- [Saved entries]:
──────────
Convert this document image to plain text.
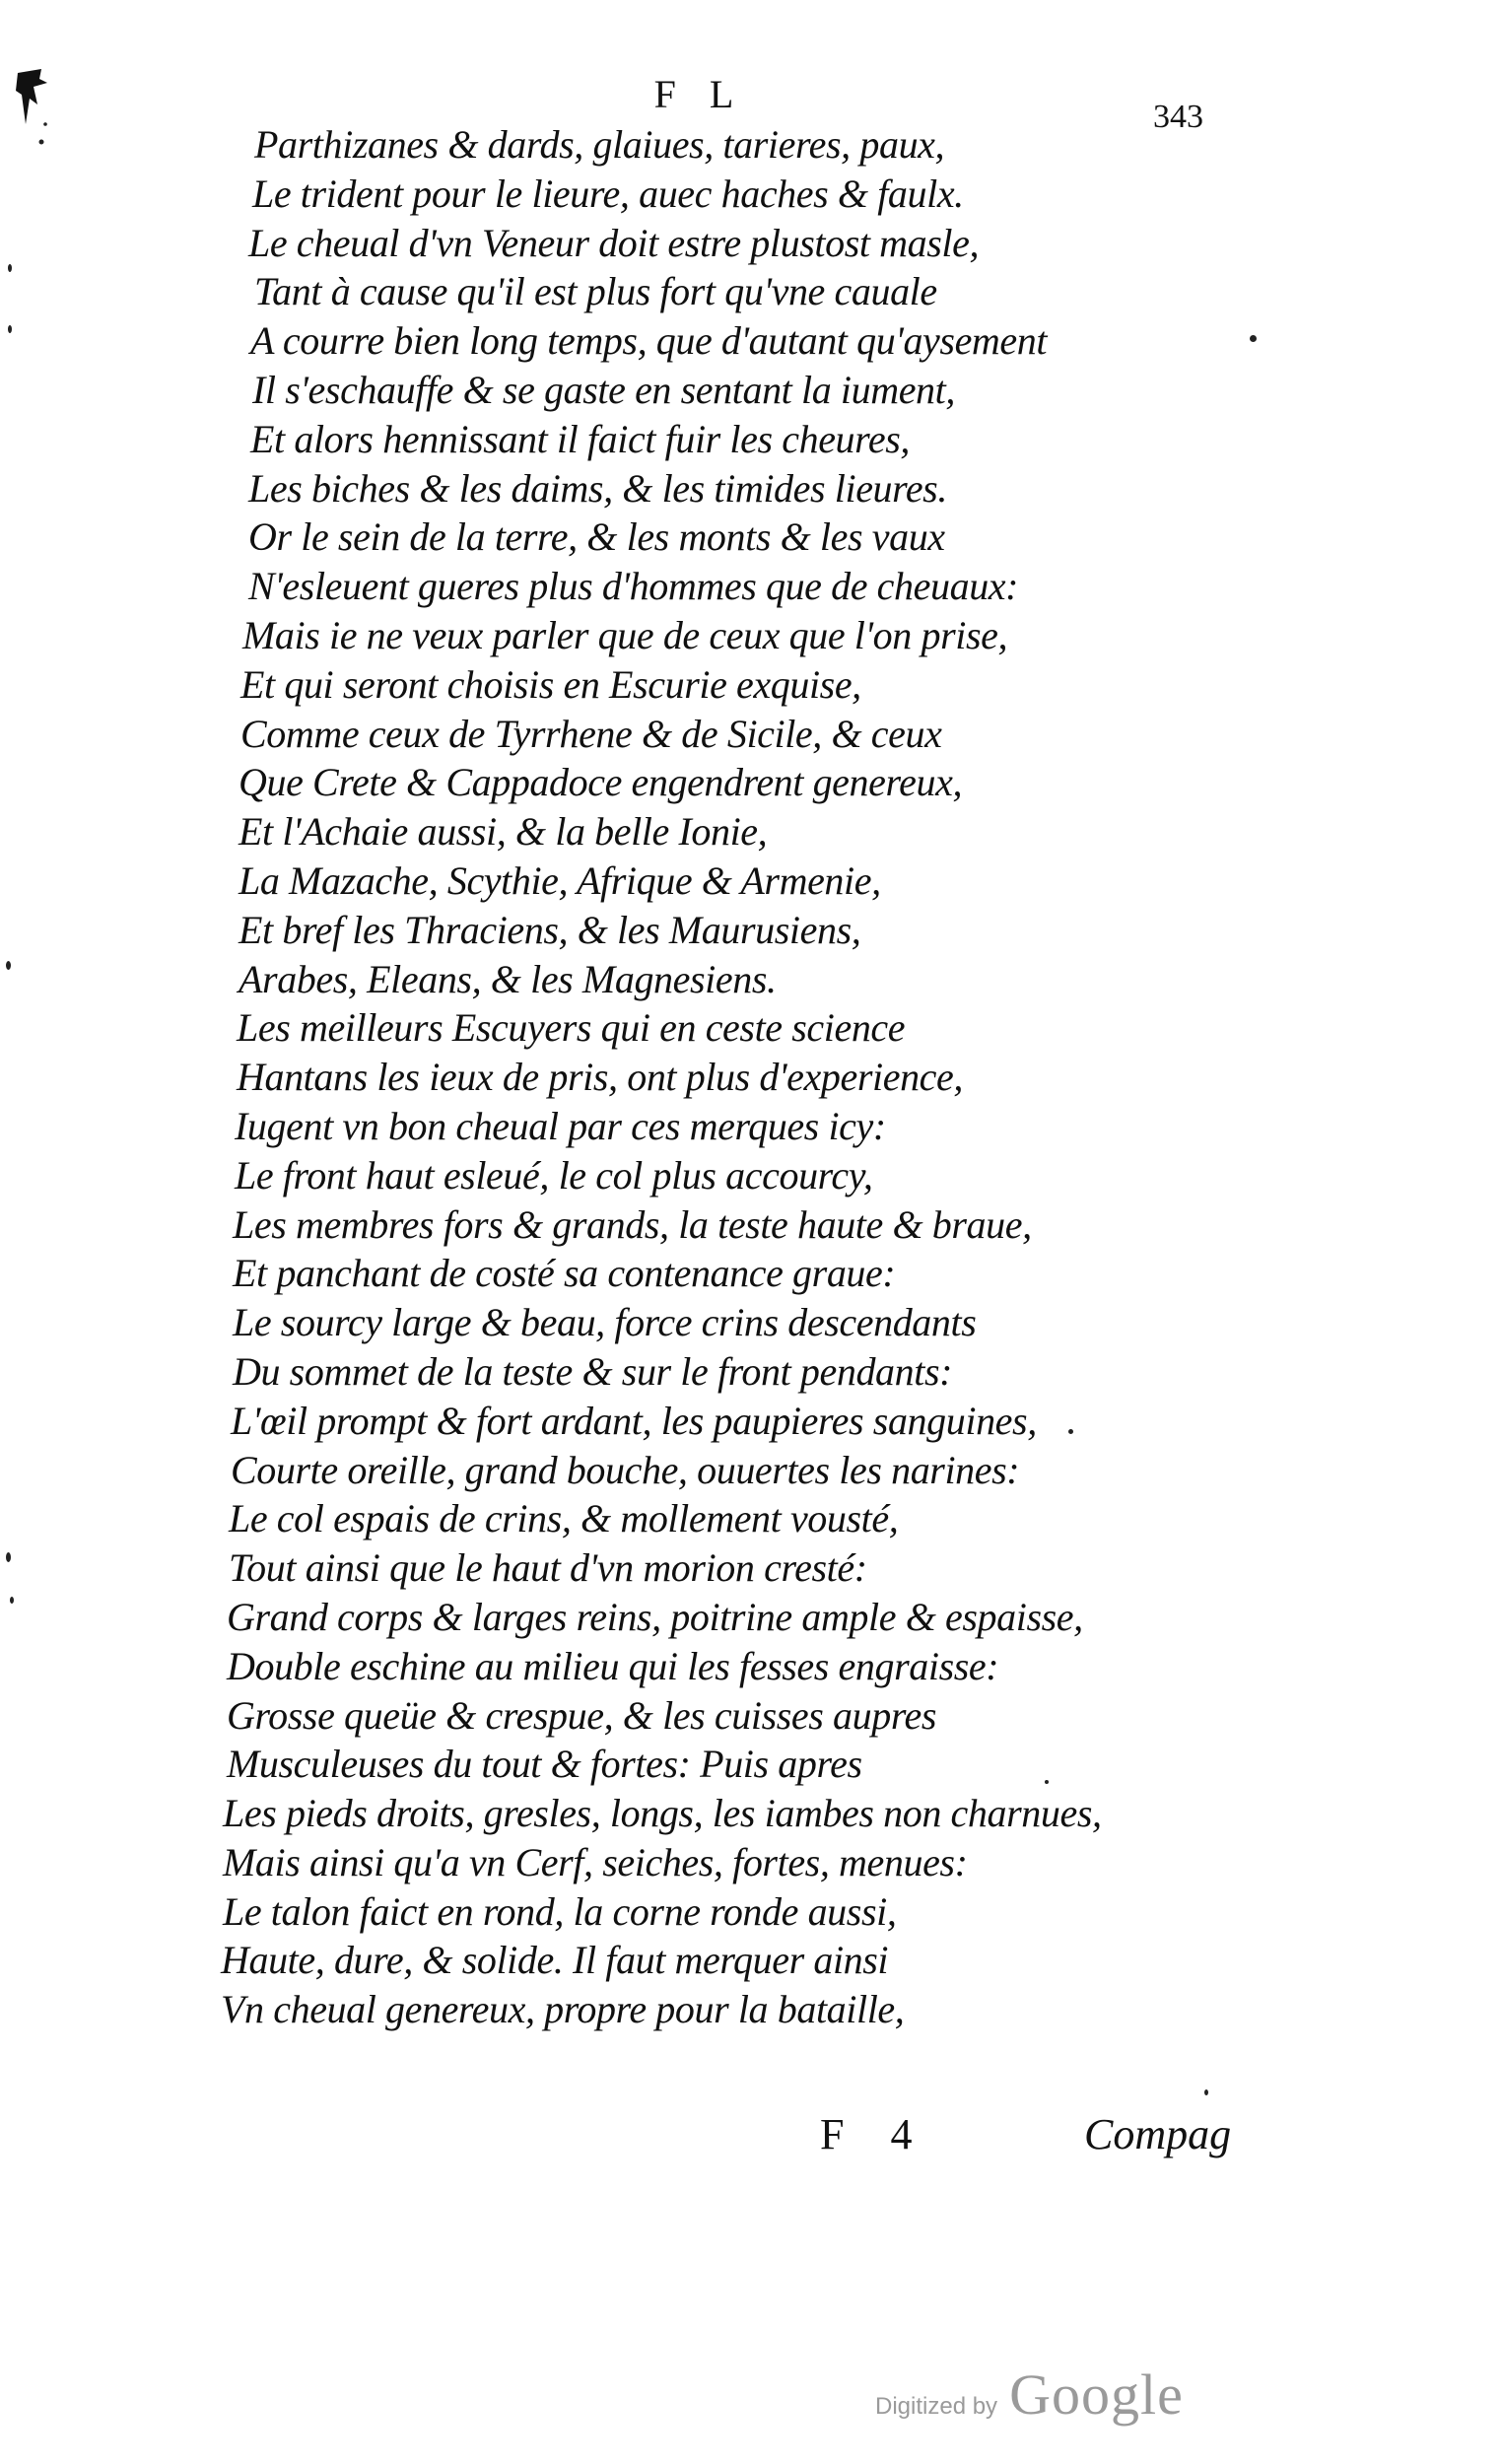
F L
343
Parthizanes & dards, glaiues, tarieres, paux,
Le trident pour le lieure, auec haches & faulx.
Le cheual d'vn Veneur doit estre plustost masle,
Tant à cause qu'il est plus fort qu'vne cauale
A courre bien long temps, que d'autant qu'aysement
Il s'eschauffe & se gaste en sentant la iument,
Et alors hennissant il faict fuir les cheures,
Les biches & les daims, & les timides lieures.
Or le sein de la terre, & les monts & les vaux
N'esleuent gueres plus d'hommes que de cheuaux:
Mais ie ne veux parler que de ceux que l'on prise,
Et qui seront choisis en Escurie exquise,
Comme ceux de Tyrrhene & de Sicile, & ceux
Que Crete & Cappadoce engendrent genereux,
Et l'Achaie aussi, & la belle Ionie,
La Mazache, Scythie, Afrique & Armenie,
Et bref les Thraciens, & les Maurusiens,
Arabes, Eleans, & les Magnesiens.
Les meilleurs Escuyers qui en ceste science
Hantans les ieux de pris, ont plus d'experience,
Iugent vn bon cheual par ces merques icy:
Le front haut esleué, le col plus accourcy,
Les membres fors & grands, la teste haute & braue,
Et panchant de costé sa contenance graue:
Le sourcy large & beau, force crins descendants
Du sommet de la teste & sur le front pendants:
L'œil prompt & fort ardant, les paupieres sanguines,
Courte oreille, grand bouche, ouuertes les narines:
Le col espais de crins, & mollement vousté,
Tout ainsi que le haut d'vn morion cresté:
Grand corps & larges reins, poitrine ample & espaisse,
Double eschine au milieu qui les fesses engraisse:
Grosse queüe & crespue, & les cuisses aupres
Musculeuses du tout & fortes: Puis apres
Les pieds droits, gresles, longs, les iambes non charnues,
Mais ainsi qu'a vn Cerf, seiches, fortes, menues:
Le talon faict en rond, la corne ronde aussi,
Haute, dure, & solide. Il faut merquer ainsi
Vn cheual genereux, propre pour la bataille,
F 4	Compag
Digitized by Google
──────────
- [PROBLEM DESCRIPTION]: Filter the listing for the word "pour" and copy every line that holds it.

- [RESPONSE TO THE EXERCISE]:
Le trident pour le lieure, auec haches & faulx.
Vn cheual genereux, propre pour la bataille,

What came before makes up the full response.